__The exercise__
Return the passage of the pesticide advice thread from "## sitdownman2000 (Jun" up to and including "slight leaf discoloration)", copied word for word.

__Page excerpt__
____________

# Pesticide advice pls



## sitdownman2000 (Jun 4, 2020)

Hello all hope everyone is well! Love the help that this community lends so am very grateful for the advice you give. I wish to ask , I've recently began to notice that pests are slowly taking over my plants one baby was obliterated and has pieces of the leaf dead (yet still standing ) and the other 2 fully grown plants are standing yet I see these pests on the leaves ( no bite Mark's are visible yet slight leaf discoloration)
I have made a natural pesticide using 1l water , 10 drops natural soap ,tsp baking soda and tsp veg oil ( ik neem oil is better but didnt have that at hand and needed something for right now )

My question is this how often should I spray my plants with such a solution ? Can it be done daily ? Also as a side question can that slightly eaten baby plant still survive and grow? Thank you so much for the help you guys provide


----------



## orangesunshine (Jun 4, 2020)

the baby plant will be fine so long as the majority of it is still standing---imo you need to know your enemy and identify the pest before you can effectively treat it---1 size doesn't fit all---lift the pot to look underneath---check them early a.m, afternoon, and p.m. as they all feast at different times---earwigs, ants, caterpillars, snails, spider mites all love a seedling


----------



## stinkyattic (Jun 4, 2020)

____________

__Given information__

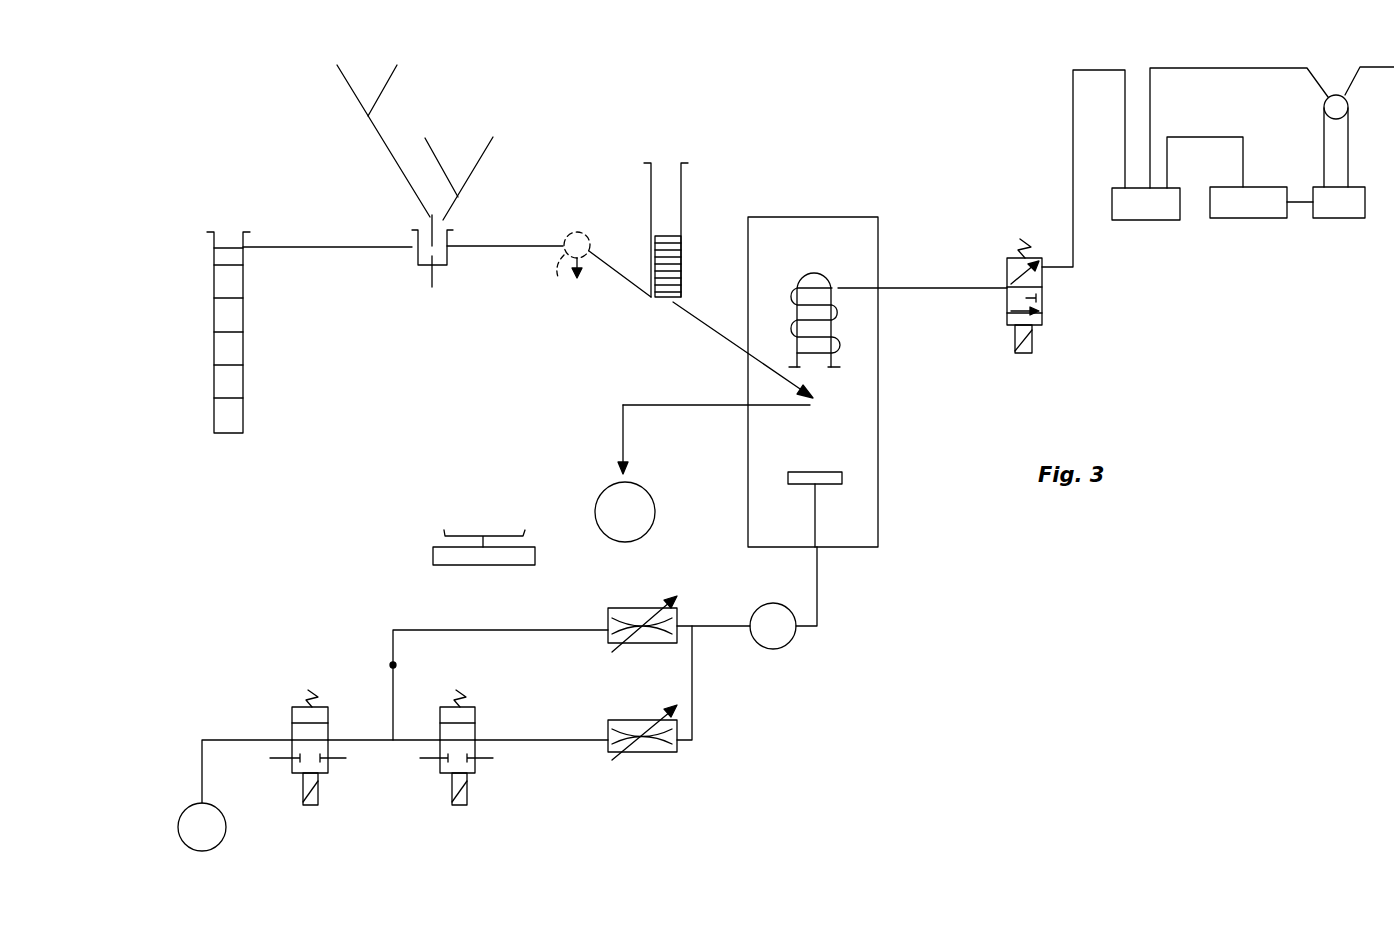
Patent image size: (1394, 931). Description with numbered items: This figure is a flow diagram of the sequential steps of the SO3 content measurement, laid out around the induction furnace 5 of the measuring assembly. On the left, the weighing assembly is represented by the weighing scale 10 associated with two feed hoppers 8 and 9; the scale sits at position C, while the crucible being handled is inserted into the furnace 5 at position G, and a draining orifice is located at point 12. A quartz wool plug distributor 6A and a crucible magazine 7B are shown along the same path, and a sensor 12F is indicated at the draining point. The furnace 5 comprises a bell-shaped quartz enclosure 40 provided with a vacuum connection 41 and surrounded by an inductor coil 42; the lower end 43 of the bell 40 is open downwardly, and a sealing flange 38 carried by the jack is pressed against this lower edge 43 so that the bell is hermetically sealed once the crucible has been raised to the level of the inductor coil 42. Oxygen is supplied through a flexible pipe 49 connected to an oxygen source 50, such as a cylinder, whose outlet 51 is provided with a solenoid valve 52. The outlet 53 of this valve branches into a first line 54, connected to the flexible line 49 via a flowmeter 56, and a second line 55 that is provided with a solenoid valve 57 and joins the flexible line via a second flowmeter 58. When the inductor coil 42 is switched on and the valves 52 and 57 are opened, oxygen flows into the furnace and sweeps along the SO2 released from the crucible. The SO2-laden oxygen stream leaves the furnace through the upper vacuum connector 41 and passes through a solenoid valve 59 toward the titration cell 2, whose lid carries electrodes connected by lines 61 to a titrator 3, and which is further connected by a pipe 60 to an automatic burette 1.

____________

__Output below__
## sitdownman2000 (Jun 4, 2020)

Hello all hope everyone is well! Love the help that this community lends so am very grateful for the advice you give. I wish to ask , I've recently began to notice that pests are slowly taking over my plants one baby was obliterated and has pieces of the leaf dead (yet still standing ) and the other 2 fully grown plants are standing yet I see these pests on the leaves ( no bite Mark's are visible yet slight leaf discoloration)